— begin —

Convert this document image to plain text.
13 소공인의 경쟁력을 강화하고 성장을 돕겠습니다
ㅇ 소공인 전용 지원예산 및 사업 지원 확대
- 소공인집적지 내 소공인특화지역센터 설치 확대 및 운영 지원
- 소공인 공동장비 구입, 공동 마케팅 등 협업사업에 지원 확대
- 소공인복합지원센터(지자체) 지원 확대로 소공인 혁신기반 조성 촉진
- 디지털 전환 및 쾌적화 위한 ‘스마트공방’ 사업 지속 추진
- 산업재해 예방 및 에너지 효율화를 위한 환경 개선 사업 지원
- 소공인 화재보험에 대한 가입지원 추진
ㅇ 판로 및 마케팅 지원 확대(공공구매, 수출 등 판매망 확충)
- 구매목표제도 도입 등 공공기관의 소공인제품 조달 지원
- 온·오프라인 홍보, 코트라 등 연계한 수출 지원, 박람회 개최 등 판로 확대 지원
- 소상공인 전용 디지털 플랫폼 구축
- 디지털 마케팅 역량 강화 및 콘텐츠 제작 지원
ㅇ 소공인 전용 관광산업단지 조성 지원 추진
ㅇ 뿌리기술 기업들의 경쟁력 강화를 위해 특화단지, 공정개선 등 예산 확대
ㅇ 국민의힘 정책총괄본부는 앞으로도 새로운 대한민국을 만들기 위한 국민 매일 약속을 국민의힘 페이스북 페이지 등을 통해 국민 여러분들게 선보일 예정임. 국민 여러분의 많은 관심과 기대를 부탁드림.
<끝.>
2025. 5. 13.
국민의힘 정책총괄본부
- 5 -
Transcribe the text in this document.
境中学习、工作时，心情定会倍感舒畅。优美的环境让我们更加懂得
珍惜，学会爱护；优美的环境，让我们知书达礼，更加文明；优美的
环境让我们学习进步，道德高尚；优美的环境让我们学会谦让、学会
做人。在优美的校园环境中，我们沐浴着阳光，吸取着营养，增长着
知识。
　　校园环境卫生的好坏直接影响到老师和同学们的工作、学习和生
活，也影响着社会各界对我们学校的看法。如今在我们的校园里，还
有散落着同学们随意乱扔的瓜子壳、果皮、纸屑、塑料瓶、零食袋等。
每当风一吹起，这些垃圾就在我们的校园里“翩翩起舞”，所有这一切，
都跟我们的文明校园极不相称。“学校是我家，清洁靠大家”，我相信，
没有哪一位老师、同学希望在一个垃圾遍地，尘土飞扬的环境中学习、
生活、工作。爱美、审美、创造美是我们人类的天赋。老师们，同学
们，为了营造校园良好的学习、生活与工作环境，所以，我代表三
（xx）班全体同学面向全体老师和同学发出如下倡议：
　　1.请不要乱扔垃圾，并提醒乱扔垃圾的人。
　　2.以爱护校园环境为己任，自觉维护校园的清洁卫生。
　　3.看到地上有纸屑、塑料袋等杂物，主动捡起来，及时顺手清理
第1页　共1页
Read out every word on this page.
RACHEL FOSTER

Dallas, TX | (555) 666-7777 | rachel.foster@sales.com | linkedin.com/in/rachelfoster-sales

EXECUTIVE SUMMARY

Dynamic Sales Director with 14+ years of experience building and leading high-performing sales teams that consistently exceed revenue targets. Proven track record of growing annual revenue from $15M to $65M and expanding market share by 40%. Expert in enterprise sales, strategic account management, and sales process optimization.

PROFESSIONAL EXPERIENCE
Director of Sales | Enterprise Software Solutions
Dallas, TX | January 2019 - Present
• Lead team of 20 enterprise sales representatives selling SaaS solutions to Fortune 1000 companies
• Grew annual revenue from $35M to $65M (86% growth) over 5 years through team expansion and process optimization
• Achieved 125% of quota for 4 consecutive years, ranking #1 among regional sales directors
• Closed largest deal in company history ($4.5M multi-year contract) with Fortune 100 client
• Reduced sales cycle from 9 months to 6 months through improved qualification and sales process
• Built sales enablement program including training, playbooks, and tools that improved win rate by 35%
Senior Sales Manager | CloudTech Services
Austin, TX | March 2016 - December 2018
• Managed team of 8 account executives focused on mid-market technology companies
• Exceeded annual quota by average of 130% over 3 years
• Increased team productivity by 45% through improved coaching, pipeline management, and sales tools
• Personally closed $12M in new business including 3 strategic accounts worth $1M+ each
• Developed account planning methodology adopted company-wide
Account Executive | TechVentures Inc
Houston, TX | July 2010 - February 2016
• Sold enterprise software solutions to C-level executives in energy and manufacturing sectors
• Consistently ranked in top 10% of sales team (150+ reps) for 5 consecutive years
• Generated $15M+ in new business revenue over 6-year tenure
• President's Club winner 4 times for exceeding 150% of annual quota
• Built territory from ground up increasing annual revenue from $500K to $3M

— end —

## DESCRIPTION OF THE TASK
Repeat every line of the records above exactly.

## ANSWER FOR THIS EXERCISE
Convert this document image to plain text.
13 소공인의 경쟁력을 강화하고 성장을 돕겠습니다
ㅇ 소공인 전용 지원예산 및 사업 지원 확대
- 소공인집적지 내 소공인특화지역센터 설치 확대 및 운영 지원
- 소공인 공동장비 구입, 공동 마케팅 등 협업사업에 지원 확대
- 소공인복합지원센터(지자체) 지원 확대로 소공인 혁신기반 조성 촉진
- 디지털 전환 및 쾌적화 위한 ‘스마트공방’ 사업 지속 추진
- 산업재해 예방 및 에너지 효율화를 위한 환경 개선 사업 지원
- 소공인 화재보험에 대한 가입지원 추진
ㅇ 판로 및 마케팅 지원 확대(공공구매, 수출 등 판매망 확충)
- 구매목표제도 도입 등 공공기관의 소공인제품 조달 지원
- 온·오프라인 홍보, 코트라 등 연계한 수출 지원, 박람회 개최 등 판로 확대 지원
- 소상공인 전용 디지털 플랫폼 구축
- 디지털 마케팅 역량 강화 및 콘텐츠 제작 지원
ㅇ 소공인 전용 관광산업단지 조성 지원 추진
ㅇ 뿌리기술 기업들의 경쟁력 강화를 위해 특화단지, 공정개선 등 예산 확대
ㅇ 국민의힘 정책총괄본부는 앞으로도 새로운 대한민국을 만들기 위한 국민 매일 약속을 국민의힘 페이스북 페이지 등을 통해 국민 여러분들게 선보일 예정임. 국민 여러분의 많은 관심과 기대를 부탁드림.
<끝.>
2025. 5. 13.
국민의힘 정책총괄본부
- 5 -
Transcribe the text in this document.
境中学习、工作时，心情定会倍感舒畅。优美的环境让我们更加懂得
珍惜，学会爱护；优美的环境，让我们知书达礼，更加文明；优美的
环境让我们学习进步，道德高尚；优美的环境让我们学会谦让、学会
做人。在优美的校园环境中，我们沐浴着阳光，吸取着营养，增长着
知识。
　　校园环境卫生的好坏直接影响到老师和同学们的工作、学习和生
活，也影响着社会各界对我们学校的看法。如今在我们的校园里，还
有散落着同学们随意乱扔的瓜子壳、果皮、纸屑、塑料瓶、零食袋等。
每当风一吹起，这些垃圾就在我们的校园里“翩翩起舞”，所有这一切，
都跟我们的文明校园极不相称。“学校是我家，清洁靠大家”，我相信，
没有哪一位老师、同学希望在一个垃圾遍地，尘土飞扬的环境中学习、
生活、工作。爱美、审美、创造美是我们人类的天赋。老师们，同学
们，为了营造校园良好的学习、生活与工作环境，所以，我代表三
（xx）班全体同学面向全体老师和同学发出如下倡议：
　　1.请不要乱扔垃圾，并提醒乱扔垃圾的人。
　　2.以爱护校园环境为己任，自觉维护校园的清洁卫生。
　　3.看到地上有纸屑、塑料袋等杂物，主动捡起来，及时顺手清理
第1页　共1页
Read out every word on this page.
RACHEL FOSTER

Dallas, TX | (555) 666-7777 | rachel.foster@sales.com | linkedin.com/in/rachelfoster-sales

EXECUTIVE SUMMARY

Dynamic Sales Director with 14+ years of experience building and leading high-performing sales teams that consistently exceed revenue targets. Proven track record of growing annual revenue from $15M to $65M and expanding market share by 40%. Expert in enterprise sales, strategic account management, and sales process optimization.

PROFESSIONAL EXPERIENCE
Director of Sales | Enterprise Software Solutions
Dallas, TX | January 2019 - Present
• Lead team of 20 enterprise sales representatives selling SaaS solutions to Fortune 1000 companies
• Grew annual revenue from $35M to $65M (86% growth) over 5 years through team expansion and process optimization
• Achieved 125% of quota for 4 consecutive years, ranking #1 among regional sales directors
• Closed largest deal in company history ($4.5M multi-year contract) with Fortune 100 client
• Reduced sales cycle from 9 months to 6 months through improved qualification and sales process
• Built sales enablement program including training, playbooks, and tools that improved win rate by 35%
Senior Sales Manager | CloudTech Services
Austin, TX | March 2016 - December 2018
• Managed team of 8 account executives focused on mid-market technology companies
• Exceeded annual quota by average of 130% over 3 years
• Increased team productivity by 45% through improved coaching, pipeline management, and sales tools
• Personally closed $12M in new business including 3 strategic accounts worth $1M+ each
• Developed account planning methodology adopted company-wide
Account Executive | TechVentures Inc
Houston, TX | July 2010 - February 2016
• Sold enterprise software solutions to C-level executives in energy and manufacturing sectors
• Consistently ranked in top 10% of sales team (150+ reps) for 5 consecutive years
• Generated $15M+ in new business revenue over 6-year tenure
• President's Club winner 4 times for exceeding 150% of annual quota
• Built territory from ground up increasing annual revenue from $500K to $3M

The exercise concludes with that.